*Exercise prompt*
The records that follow must be reproduced in full, exactly as written.

*Supplied material*
/---

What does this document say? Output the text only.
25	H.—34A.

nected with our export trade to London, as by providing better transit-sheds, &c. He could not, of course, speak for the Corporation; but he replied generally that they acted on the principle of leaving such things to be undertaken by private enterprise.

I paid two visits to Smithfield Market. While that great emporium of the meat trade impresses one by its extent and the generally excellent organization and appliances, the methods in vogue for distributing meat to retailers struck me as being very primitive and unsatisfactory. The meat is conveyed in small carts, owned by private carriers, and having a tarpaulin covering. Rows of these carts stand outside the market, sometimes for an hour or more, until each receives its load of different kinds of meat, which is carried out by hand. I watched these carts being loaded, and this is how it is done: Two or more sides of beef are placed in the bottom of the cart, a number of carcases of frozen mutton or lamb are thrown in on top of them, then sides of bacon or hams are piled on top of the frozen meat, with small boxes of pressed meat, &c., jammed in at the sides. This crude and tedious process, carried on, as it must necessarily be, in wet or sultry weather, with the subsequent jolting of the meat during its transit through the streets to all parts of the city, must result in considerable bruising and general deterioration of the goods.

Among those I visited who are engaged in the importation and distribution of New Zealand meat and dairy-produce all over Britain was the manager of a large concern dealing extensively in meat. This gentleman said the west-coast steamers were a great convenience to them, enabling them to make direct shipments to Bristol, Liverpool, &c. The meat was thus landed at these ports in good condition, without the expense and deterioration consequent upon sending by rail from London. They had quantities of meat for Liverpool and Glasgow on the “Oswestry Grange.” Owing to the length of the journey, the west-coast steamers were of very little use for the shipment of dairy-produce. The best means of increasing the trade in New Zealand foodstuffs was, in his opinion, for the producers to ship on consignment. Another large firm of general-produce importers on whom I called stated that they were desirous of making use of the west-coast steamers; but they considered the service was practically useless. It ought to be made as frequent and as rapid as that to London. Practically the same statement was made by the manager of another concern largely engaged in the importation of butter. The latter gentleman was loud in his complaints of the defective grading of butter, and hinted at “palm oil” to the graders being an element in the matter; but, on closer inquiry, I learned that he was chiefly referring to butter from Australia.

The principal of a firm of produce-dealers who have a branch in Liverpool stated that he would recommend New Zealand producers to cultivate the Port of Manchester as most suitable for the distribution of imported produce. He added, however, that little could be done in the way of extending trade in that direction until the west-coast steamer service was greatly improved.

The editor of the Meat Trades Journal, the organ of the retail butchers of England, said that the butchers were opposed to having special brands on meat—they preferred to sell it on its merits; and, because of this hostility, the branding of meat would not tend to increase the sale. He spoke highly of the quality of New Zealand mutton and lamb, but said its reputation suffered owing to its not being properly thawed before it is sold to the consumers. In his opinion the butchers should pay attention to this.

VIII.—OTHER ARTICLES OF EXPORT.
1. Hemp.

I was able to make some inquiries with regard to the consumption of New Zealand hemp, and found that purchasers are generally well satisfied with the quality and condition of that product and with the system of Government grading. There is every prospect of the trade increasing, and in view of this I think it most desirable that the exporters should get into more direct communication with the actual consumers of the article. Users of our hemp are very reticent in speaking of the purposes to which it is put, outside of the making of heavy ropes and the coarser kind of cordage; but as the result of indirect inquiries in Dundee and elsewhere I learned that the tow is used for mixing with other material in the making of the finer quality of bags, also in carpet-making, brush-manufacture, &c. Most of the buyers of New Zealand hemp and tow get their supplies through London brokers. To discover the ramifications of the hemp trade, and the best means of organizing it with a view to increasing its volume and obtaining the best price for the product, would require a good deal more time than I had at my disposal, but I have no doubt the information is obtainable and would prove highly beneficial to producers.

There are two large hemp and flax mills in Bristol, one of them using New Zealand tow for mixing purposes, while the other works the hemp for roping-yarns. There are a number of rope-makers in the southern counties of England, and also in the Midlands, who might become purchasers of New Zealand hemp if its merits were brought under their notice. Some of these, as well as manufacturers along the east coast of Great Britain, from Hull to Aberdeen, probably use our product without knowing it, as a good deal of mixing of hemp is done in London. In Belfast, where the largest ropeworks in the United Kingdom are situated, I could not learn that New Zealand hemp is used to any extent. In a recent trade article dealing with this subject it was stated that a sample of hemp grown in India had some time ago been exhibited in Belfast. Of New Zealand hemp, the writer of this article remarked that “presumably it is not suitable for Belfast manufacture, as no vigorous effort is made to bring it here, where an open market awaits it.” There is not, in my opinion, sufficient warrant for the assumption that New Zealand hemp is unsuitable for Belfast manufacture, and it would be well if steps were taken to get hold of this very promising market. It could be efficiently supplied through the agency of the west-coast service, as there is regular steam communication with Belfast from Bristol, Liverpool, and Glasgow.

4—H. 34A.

\---

*Written solution*
What does this document say? Output the text only.
25	H.—34A.

nected with our export trade to London, as by providing better transit-sheds, &c. He could not, of course, speak for the Corporation; but he replied generally that they acted on the principle of leaving such things to be undertaken by private enterprise.

I paid two visits to Smithfield Market. While that great emporium of the meat trade impresses one by its extent and the generally excellent organization and appliances, the methods in vogue for distributing meat to retailers struck me as being very primitive and unsatisfactory. The meat is conveyed in small carts, owned by private carriers, and having a tarpaulin covering. Rows of these carts stand outside the market, sometimes for an hour or more, until each receives its load of different kinds of meat, which is carried out by hand. I watched these carts being loaded, and this is how it is done: Two or more sides of beef are placed in the bottom of the cart, a number of carcases of frozen mutton or lamb are thrown in on top of them, then sides of bacon or hams are piled on top of the frozen meat, with small boxes of pressed meat, &c., jammed in at the sides. This crude and tedious process, carried on, as it must necessarily be, in wet or sultry weather, with the subsequent jolting of the meat during its transit through the streets to all parts of the city, must result in considerable bruising and general deterioration of the goods.

Among those I visited who are engaged in the importation and distribution of New Zealand meat and dairy-produce all over Britain was the manager of a large concern dealing extensively in meat. This gentleman said the west-coast steamers were a great convenience to them, enabling them to make direct shipments to Bristol, Liverpool, &c. The meat was thus landed at these ports in good condition, without the expense and deterioration consequent upon sending by rail from London. They had quantities of meat for Liverpool and Glasgow on the “Oswestry Grange.” Owing to the length of the journey, the west-coast steamers were of very little use for the shipment of dairy-produce. The best means of increasing the trade in New Zealand foodstuffs was, in his opinion, for the producers to ship on consignment. Another large firm of general-produce importers on whom I called stated that they were desirous of making use of the west-coast steamers; but they considered the service was practically useless. It ought to be made as frequent and as rapid as that to London. Practically the same statement was made by the manager of another concern largely engaged in the importation of butter. The latter gentleman was loud in his complaints of the defective grading of butter, and hinted at “palm oil” to the graders being an element in the matter; but, on closer inquiry, I learned that he was chiefly referring to butter from Australia.

The principal of a firm of produce-dealers who have a branch in Liverpool stated that he would recommend New Zealand producers to cultivate the Port of Manchester as most suitable for the distribution of imported produce. He added, however, that little could be done in the way of extending trade in that direction until the west-coast steamer service was greatly improved.

The editor of the Meat Trades Journal, the organ of the retail butchers of England, said that the butchers were opposed to having special brands on meat—they preferred to sell it on its merits; and, because of this hostility, the branding of meat would not tend to increase the sale. He spoke highly of the quality of New Zealand mutton and lamb, but said its reputation suffered owing to its not being properly thawed before it is sold to the consumers. In his opinion the butchers should pay attention to this.

VIII.—OTHER ARTICLES OF EXPORT.
1. Hemp.

I was able to make some inquiries with regard to the consumption of New Zealand hemp, and found that purchasers are generally well satisfied with the quality and condition of that product and with the system of Government grading. There is every prospect of the trade increasing, and in view of this I think it most desirable that the exporters should get into more direct communication with the actual consumers of the article. Users of our hemp are very reticent in speaking of the purposes to which it is put, outside of the making of heavy ropes and the coarser kind of cordage; but as the result of indirect inquiries in Dundee and elsewhere I learned that the tow is used for mixing with other material in the making of the finer quality of bags, also in carpet-making, brush-manufacture, &c. Most of the buyers of New Zealand hemp and tow get their supplies through London brokers. To discover the ramifications of the hemp trade, and the best means of organizing it with a view to increasing its volume and obtaining the best price for the product, would require a good deal more time than I had at my disposal, but I have no doubt the information is obtainable and would prove highly beneficial to producers.

There are two large hemp and flax mills in Bristol, one of them using New Zealand tow for mixing purposes, while the other works the hemp for roping-yarns. There are a number of rope-makers in the southern counties of England, and also in the Midlands, who might become purchasers of New Zealand hemp if its merits were brought under their notice. Some of these, as well as manufacturers along the east coast of Great Britain, from Hull to Aberdeen, probably use our product without knowing it, as a good deal of mixing of hemp is done in London. In Belfast, where the largest ropeworks in the United Kingdom are situated, I could not learn that New Zealand hemp is used to any extent. In a recent trade article dealing with this subject it was stated that a sample of hemp grown in India had some time ago been exhibited in Belfast. Of New Zealand hemp, the writer of this article remarked that “presumably it is not suitable for Belfast manufacture, as no vigorous effort is made to bring it here, where an open market awaits it.” There is not, in my opinion, sufficient warrant for the assumption that New Zealand hemp is unsuitable for Belfast manufacture, and it would be well if steps were taken to get hold of this very promising market. It could be efficiently supplied through the agency of the west-coast service, as there is regular steam communication with Belfast from Bristol, Liverpool, and Glasgow.

4—H. 34A.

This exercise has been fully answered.